• [Goal]
Could every line of the data be printed exactly as it reads?

(Stored records)
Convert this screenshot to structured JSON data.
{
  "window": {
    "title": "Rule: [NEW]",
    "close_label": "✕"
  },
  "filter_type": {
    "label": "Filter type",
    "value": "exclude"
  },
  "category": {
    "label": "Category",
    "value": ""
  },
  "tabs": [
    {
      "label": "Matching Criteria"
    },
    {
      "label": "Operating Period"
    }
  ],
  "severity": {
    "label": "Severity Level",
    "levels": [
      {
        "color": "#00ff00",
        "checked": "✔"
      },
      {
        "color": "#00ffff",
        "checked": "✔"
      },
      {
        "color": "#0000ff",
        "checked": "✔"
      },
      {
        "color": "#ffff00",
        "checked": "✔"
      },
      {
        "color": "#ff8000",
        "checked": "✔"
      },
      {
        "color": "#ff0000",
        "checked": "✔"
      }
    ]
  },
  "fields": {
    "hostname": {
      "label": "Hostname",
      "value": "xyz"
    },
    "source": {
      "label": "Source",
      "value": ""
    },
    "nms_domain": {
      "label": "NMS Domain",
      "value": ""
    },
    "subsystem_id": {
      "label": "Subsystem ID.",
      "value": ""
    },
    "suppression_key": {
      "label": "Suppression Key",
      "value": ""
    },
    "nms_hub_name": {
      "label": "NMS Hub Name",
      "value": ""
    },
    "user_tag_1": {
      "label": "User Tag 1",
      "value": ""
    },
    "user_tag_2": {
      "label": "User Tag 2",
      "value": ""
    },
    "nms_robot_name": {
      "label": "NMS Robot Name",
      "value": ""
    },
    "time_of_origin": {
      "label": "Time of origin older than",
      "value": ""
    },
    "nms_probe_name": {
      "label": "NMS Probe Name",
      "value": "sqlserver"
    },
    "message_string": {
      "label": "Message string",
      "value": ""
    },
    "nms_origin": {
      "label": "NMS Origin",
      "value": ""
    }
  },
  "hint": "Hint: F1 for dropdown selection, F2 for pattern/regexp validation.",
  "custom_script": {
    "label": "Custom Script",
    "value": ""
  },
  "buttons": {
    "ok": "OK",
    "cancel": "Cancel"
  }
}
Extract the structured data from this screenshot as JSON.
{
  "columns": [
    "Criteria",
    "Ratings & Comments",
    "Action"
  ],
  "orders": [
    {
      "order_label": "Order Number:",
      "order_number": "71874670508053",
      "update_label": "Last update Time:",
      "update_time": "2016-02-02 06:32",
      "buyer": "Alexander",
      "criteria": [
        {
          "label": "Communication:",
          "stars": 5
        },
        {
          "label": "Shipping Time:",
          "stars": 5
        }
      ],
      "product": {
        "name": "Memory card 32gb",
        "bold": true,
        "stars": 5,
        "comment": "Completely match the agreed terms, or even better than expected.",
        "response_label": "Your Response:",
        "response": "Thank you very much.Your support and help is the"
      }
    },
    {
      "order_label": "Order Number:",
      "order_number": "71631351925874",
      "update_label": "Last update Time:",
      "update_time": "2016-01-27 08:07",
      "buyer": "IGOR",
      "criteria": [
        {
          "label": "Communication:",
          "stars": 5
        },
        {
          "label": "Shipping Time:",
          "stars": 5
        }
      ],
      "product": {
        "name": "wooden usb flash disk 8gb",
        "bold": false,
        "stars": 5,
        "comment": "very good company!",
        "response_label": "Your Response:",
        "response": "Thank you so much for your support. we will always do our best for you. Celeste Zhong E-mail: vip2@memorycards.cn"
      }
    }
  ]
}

• [Result of the exercise]
Convert this screenshot to structured JSON data.
{
  "window": {
    "title": "Rule: [NEW]",
    "close_label": "✕"
  },
  "filter_type": {
    "label": "Filter type",
    "value": "exclude"
  },
  "category": {
    "label": "Category",
    "value": ""
  },
  "tabs": [
    {
      "label": "Matching Criteria"
    },
    {
      "label": "Operating Period"
    }
  ],
  "severity": {
    "label": "Severity Level",
    "levels": [
      {
        "color": "#00ff00",
        "checked": "✔"
      },
      {
        "color": "#00ffff",
        "checked": "✔"
      },
      {
        "color": "#0000ff",
        "checked": "✔"
      },
      {
        "color": "#ffff00",
        "checked": "✔"
      },
      {
        "color": "#ff8000",
        "checked": "✔"
      },
      {
        "color": "#ff0000",
        "checked": "✔"
      }
    ]
  },
  "fields": {
    "hostname": {
      "label": "Hostname",
      "value": "xyz"
    },
    "source": {
      "label": "Source",
      "value": ""
    },
    "nms_domain": {
      "label": "NMS Domain",
      "value": ""
    },
    "subsystem_id": {
      "label": "Subsystem ID.",
      "value": ""
    },
    "suppression_key": {
      "label": "Suppression Key",
      "value": ""
    },
    "nms_hub_name": {
      "label": "NMS Hub Name",
      "value": ""
    },
    "user_tag_1": {
      "label": "User Tag 1",
      "value": ""
    },
    "user_tag_2": {
      "label": "User Tag 2",
      "value": ""
    },
    "nms_robot_name": {
      "label": "NMS Robot Name",
      "value": ""
    },
    "time_of_origin": {
      "label": "Time of origin older than",
      "value": ""
    },
    "nms_probe_name": {
      "label": "NMS Probe Name",
      "value": "sqlserver"
    },
    "message_string": {
      "label": "Message string",
      "value": ""
    },
    "nms_origin": {
      "label": "NMS Origin",
      "value": ""
    }
  },
  "hint": "Hint: F1 for dropdown selection, F2 for pattern/regexp validation.",
  "custom_script": {
    "label": "Custom Script",
    "value": ""
  },
  "buttons": {
    "ok": "OK",
    "cancel": "Cancel"
  }
}
Extract the structured data from this screenshot as JSON.
{
  "columns": [
    "Criteria",
    "Ratings & Comments",
    "Action"
  ],
  "orders": [
    {
      "order_label": "Order Number:",
      "order_number": "71874670508053",
      "update_label": "Last update Time:",
      "update_time": "2016-02-02 06:32",
      "buyer": "Alexander",
      "criteria": [
        {
          "label": "Communication:",
          "stars": 5
        },
        {
          "label": "Shipping Time:",
          "stars": 5
        }
      ],
      "product": {
        "name": "Memory card 32gb",
        "bold": true,
        "stars": 5,
        "comment": "Completely match the agreed terms, or even better than expected.",
        "response_label": "Your Response:",
        "response": "Thank you very much.Your support and help is the"
      }
    },
    {
      "order_label": "Order Number:",
      "order_number": "71631351925874",
      "update_label": "Last update Time:",
      "update_time": "2016-01-27 08:07",
      "buyer": "IGOR",
      "criteria": [
        {
          "label": "Communication:",
          "stars": 5
        },
        {
          "label": "Shipping Time:",
          "stars": 5
        }
      ],
      "product": {
        "name": "wooden usb flash disk 8gb",
        "bold": false,
        "stars": 5,
        "comment": "very good company!",
        "response_label": "Your Response:",
        "response": "Thank you so much for your support. we will always do our best for you. Celeste Zhong E-mail: vip2@memorycards.cn"
      }
    }
  ]
}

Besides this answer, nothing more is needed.